- Written instruction:
Pick out the lines below with "Республики" and list them.

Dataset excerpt
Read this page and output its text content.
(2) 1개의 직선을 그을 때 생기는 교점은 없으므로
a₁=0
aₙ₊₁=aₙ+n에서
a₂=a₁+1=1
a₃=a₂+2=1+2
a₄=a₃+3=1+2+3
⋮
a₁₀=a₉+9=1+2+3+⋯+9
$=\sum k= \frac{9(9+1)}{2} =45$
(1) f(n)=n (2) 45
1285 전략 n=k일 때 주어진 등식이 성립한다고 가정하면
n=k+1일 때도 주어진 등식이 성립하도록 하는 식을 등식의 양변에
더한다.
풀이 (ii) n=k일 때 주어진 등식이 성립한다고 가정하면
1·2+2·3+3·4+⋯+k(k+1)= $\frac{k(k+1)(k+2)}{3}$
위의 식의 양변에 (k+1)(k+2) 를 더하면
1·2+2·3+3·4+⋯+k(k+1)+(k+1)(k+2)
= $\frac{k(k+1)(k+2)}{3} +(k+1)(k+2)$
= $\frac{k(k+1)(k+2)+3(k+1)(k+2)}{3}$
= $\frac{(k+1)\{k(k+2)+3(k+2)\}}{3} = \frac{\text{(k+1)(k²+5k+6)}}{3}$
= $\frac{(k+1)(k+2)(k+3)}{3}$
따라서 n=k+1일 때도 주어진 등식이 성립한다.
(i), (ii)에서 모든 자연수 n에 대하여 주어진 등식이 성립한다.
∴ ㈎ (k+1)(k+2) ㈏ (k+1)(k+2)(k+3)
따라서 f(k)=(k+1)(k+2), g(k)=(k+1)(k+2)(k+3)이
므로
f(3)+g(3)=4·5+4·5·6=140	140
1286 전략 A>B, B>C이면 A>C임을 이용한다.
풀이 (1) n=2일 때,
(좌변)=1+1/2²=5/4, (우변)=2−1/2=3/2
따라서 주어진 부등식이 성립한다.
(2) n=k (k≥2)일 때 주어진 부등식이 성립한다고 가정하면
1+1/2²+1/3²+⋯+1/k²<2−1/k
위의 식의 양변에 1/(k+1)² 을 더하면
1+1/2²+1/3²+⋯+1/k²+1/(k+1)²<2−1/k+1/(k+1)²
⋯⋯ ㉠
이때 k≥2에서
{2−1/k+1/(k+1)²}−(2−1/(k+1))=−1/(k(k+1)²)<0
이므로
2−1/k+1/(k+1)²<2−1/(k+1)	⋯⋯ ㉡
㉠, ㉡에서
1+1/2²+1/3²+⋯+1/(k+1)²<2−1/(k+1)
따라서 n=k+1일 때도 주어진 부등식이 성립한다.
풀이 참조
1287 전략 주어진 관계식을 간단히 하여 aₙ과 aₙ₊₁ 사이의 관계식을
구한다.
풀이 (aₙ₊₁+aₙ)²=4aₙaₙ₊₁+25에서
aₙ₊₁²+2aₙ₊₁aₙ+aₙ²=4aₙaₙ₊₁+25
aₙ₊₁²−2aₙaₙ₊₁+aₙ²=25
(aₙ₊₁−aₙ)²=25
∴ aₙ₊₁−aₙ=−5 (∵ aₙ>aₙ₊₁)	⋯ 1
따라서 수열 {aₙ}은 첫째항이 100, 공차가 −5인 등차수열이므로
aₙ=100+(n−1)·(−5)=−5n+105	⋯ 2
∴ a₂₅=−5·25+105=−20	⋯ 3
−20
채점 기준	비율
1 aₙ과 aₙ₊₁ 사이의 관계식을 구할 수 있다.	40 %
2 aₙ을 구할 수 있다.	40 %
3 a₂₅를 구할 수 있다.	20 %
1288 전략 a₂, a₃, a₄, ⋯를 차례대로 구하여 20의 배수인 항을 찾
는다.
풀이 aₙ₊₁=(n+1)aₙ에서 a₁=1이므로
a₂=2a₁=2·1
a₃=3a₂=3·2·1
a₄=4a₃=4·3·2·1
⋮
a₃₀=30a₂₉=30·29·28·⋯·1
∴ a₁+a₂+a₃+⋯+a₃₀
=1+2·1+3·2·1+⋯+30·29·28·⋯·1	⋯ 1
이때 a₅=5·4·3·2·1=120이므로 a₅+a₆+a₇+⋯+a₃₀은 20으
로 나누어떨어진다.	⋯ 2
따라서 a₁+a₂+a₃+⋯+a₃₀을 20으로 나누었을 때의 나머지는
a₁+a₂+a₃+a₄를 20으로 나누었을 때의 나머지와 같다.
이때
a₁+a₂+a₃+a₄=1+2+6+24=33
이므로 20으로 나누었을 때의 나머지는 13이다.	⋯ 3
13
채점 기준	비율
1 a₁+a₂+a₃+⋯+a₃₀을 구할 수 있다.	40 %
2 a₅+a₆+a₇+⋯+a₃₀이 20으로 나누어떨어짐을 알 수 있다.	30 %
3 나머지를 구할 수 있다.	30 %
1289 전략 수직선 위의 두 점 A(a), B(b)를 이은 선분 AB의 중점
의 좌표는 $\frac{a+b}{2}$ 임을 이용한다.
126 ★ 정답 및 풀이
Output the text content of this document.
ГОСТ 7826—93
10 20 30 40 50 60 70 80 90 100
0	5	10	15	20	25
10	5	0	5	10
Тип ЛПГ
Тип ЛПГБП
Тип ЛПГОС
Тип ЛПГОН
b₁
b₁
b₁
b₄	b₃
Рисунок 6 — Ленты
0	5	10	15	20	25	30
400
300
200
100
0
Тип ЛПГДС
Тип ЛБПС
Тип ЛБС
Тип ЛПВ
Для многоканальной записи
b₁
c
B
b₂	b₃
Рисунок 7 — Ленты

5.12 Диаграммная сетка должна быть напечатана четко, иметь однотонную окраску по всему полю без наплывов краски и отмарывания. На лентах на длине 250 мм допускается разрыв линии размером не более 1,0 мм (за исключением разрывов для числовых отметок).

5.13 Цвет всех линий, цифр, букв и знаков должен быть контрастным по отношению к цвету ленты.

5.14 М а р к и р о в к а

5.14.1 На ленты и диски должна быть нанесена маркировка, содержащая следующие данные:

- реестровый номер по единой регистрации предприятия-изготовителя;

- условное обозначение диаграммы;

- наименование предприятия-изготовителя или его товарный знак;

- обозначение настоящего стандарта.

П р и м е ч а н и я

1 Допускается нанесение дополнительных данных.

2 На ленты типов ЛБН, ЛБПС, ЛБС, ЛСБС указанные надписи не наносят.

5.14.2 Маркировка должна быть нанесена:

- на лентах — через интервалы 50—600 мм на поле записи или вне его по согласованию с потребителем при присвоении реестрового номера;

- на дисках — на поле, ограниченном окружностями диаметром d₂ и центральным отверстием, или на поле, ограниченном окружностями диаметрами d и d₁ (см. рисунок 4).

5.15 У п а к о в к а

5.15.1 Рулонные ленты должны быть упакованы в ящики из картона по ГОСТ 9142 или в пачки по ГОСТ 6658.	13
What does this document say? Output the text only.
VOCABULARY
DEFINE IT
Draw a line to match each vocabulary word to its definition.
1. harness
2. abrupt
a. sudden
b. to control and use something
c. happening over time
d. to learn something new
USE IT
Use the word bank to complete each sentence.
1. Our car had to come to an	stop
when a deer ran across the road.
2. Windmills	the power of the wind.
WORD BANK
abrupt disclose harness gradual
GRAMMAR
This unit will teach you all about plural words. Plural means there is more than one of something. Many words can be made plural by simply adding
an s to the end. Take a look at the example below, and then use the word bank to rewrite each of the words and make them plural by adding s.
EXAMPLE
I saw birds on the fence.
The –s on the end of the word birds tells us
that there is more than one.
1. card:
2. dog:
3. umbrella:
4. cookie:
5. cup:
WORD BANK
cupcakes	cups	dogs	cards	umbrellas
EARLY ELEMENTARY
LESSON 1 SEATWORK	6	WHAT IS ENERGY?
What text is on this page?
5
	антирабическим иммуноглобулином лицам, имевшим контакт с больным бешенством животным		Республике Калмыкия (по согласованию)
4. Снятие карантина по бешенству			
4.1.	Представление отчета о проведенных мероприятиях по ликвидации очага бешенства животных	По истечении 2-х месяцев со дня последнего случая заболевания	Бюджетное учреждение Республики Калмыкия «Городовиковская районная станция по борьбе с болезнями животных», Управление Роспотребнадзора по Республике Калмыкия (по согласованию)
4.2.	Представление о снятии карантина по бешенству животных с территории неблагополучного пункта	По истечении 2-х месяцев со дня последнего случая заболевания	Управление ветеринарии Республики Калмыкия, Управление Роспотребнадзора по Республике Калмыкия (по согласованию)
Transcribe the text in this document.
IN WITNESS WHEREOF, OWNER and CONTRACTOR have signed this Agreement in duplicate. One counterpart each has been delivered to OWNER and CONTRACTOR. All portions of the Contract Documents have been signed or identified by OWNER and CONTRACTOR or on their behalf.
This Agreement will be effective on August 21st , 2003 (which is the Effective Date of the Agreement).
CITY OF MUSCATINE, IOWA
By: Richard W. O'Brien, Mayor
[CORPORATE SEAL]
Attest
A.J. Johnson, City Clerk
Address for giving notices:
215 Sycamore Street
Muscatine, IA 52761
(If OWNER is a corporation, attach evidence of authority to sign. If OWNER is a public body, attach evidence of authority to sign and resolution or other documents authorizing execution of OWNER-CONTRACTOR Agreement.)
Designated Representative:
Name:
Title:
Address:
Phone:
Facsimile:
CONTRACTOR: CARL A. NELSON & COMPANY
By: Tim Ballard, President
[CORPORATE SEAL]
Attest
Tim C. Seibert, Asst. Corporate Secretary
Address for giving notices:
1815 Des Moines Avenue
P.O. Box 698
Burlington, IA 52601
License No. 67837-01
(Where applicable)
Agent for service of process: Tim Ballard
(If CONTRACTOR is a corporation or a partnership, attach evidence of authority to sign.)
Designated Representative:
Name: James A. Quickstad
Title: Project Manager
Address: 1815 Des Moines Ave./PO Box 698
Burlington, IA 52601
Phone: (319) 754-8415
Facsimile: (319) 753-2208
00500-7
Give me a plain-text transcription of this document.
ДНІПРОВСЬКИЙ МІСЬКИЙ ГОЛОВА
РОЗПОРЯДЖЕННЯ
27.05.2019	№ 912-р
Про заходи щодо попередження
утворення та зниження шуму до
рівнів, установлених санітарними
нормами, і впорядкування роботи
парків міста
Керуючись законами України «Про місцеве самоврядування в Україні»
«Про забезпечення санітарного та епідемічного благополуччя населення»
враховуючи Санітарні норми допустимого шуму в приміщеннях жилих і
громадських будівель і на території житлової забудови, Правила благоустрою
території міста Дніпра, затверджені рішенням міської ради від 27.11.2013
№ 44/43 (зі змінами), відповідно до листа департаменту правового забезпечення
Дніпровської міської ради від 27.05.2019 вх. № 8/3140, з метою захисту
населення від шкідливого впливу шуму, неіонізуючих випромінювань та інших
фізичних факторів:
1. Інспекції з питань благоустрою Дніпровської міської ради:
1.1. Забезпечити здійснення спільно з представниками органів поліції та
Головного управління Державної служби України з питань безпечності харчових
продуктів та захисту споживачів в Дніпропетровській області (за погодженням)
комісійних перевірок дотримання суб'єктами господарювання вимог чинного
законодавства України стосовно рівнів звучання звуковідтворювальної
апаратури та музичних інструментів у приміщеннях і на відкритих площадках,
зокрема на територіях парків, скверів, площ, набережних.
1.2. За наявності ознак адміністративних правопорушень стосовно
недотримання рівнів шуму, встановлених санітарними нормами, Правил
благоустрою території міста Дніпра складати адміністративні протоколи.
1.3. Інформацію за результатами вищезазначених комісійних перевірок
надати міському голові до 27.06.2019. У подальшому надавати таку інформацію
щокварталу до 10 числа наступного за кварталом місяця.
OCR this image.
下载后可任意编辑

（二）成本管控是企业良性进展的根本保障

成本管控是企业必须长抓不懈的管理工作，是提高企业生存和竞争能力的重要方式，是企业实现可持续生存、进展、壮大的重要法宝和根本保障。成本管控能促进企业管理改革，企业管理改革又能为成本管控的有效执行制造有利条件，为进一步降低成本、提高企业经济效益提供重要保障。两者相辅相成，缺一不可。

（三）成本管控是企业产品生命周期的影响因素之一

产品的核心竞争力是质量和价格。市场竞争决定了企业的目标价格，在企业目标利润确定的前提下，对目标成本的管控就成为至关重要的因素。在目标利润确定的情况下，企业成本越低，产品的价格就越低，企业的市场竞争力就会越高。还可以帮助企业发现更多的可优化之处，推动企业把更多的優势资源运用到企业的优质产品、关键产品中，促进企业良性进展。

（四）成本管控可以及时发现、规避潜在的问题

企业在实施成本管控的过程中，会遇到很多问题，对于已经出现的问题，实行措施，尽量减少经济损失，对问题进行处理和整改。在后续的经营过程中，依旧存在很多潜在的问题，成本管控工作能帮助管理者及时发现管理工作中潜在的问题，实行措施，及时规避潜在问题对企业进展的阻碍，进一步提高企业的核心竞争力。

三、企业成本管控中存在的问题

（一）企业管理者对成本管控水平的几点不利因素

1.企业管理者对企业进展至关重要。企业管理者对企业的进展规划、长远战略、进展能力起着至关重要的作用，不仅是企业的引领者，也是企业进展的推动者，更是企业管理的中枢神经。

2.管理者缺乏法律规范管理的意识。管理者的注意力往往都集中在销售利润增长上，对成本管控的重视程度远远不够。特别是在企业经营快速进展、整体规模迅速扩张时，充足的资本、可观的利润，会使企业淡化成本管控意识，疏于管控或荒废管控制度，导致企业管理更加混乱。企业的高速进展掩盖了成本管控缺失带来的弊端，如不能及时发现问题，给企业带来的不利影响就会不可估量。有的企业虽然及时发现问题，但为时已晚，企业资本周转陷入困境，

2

- Finished exercise:
4.1.	Представление отчета о проведенных мероприятиях по ликвидации очага бешенства животных	По истечении 2-х месяцев со дня последнего случая заболевания	Бюджетное учреждение Республики Калмыкия «Городовиковская районная станция по борьбе с болезнями животных», Управление Роспотребнадзора по Республике Калмыкия (по согласованию)
4.2.	Представление о снятии карантина по бешенству животных с территории неблагополучного пункта	По истечении 2-х месяцев со дня последнего случая заболевания	Управление ветеринарии Республики Калмыкия, Управление Роспотребнадзора по Республике Калмыкия (по согласованию)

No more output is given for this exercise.